-- Begin --

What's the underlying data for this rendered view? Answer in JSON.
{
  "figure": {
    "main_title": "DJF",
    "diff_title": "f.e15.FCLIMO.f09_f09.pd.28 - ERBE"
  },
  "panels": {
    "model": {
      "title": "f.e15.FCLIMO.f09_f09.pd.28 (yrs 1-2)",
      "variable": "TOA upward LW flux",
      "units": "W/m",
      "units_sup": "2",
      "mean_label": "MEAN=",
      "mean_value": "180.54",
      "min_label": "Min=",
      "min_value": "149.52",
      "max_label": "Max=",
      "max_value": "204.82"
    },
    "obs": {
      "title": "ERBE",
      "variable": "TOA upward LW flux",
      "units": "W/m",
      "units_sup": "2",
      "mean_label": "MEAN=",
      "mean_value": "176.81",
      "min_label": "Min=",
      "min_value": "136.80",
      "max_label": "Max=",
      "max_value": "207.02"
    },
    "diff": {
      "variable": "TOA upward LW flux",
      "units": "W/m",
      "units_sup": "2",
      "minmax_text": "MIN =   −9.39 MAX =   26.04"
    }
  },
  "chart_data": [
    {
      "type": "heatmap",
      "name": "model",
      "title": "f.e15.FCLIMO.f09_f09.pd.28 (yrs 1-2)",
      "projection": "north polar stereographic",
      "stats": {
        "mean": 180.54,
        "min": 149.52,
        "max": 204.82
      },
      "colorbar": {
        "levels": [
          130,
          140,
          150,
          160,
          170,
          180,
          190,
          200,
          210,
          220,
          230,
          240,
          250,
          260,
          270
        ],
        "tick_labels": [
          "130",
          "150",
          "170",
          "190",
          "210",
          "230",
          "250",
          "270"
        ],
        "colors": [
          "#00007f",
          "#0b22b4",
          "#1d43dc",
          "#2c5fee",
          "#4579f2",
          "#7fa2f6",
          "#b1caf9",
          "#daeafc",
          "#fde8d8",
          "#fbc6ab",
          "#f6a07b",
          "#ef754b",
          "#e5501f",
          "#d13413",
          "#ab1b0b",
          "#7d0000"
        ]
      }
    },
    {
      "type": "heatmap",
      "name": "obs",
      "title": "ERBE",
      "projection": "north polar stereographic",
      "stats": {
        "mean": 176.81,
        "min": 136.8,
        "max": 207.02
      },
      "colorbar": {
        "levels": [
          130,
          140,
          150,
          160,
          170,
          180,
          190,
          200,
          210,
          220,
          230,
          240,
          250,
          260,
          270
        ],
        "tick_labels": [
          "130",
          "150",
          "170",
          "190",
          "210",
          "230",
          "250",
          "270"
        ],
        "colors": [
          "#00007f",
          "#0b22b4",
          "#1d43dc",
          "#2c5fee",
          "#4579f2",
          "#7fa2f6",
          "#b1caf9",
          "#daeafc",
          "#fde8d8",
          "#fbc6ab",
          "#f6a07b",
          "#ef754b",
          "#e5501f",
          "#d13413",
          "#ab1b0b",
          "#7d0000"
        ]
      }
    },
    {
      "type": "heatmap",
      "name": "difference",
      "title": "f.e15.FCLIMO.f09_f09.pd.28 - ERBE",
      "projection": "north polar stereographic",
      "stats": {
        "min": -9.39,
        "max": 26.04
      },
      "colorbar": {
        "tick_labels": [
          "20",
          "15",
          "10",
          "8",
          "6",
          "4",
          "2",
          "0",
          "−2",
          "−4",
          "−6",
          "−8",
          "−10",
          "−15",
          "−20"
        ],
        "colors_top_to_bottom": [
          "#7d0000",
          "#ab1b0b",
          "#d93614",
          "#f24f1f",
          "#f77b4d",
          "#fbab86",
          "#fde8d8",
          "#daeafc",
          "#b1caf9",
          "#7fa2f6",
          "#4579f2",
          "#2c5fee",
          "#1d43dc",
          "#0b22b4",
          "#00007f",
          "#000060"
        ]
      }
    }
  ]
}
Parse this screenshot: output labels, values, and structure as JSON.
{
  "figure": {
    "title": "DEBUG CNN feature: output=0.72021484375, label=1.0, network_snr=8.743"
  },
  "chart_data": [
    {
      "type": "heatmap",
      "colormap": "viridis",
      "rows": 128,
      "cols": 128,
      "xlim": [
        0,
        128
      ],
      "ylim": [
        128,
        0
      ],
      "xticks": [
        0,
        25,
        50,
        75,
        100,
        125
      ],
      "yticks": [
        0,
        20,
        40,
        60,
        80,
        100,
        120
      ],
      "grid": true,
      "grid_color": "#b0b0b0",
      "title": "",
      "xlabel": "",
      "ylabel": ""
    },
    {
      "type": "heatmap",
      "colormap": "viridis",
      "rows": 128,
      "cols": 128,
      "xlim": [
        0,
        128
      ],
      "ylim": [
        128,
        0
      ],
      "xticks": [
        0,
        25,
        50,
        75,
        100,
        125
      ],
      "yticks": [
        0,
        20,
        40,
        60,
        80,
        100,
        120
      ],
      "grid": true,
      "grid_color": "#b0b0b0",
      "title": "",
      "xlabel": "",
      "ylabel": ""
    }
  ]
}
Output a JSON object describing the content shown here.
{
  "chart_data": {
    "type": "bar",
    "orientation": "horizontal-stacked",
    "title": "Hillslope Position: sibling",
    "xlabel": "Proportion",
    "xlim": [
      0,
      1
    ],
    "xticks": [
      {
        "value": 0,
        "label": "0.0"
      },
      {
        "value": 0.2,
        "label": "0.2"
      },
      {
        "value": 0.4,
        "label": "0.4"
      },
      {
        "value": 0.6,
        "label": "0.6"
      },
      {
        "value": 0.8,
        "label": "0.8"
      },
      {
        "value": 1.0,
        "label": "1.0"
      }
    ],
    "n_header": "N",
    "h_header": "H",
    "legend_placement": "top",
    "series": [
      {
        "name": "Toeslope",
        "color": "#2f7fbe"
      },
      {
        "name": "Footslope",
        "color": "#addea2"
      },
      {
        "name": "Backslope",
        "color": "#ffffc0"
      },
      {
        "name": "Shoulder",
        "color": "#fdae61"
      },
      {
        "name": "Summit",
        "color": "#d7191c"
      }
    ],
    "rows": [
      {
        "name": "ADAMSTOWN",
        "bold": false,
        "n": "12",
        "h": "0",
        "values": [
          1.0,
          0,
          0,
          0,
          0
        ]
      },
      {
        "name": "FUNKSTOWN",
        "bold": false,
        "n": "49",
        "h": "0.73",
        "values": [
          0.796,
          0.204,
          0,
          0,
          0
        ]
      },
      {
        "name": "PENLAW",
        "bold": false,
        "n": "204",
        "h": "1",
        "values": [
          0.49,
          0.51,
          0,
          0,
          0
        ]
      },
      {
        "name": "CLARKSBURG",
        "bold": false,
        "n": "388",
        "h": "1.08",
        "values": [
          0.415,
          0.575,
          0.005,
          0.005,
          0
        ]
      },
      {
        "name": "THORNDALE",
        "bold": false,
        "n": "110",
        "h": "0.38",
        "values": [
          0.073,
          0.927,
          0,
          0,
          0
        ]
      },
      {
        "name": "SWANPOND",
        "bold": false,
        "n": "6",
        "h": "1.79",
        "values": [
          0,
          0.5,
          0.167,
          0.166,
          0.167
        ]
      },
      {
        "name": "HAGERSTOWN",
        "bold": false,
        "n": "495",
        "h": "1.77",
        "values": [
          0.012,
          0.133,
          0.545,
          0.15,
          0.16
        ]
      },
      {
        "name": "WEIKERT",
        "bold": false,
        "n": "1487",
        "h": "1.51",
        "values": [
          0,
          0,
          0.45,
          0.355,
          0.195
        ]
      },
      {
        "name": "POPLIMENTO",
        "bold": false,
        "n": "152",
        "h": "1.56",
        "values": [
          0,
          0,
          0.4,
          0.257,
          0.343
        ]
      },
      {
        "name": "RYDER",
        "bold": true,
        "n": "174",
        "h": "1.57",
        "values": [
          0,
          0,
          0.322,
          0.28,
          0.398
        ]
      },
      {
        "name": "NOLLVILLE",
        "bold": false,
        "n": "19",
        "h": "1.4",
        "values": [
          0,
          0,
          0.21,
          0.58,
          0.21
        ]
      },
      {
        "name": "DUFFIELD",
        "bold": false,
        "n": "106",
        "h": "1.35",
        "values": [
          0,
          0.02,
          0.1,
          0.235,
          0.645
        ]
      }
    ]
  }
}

-- End --

Review the material and copy each line in which the word "ERBE" appears.

◆ Correct answer ◆
    "diff_title": "f.e15.FCLIMO.f09_f09.pd.28 - ERBE"
      "title": "ERBE",
      "title": "ERBE",
      "title": "f.e15.FCLIMO.f09_f09.pd.28 - ERBE",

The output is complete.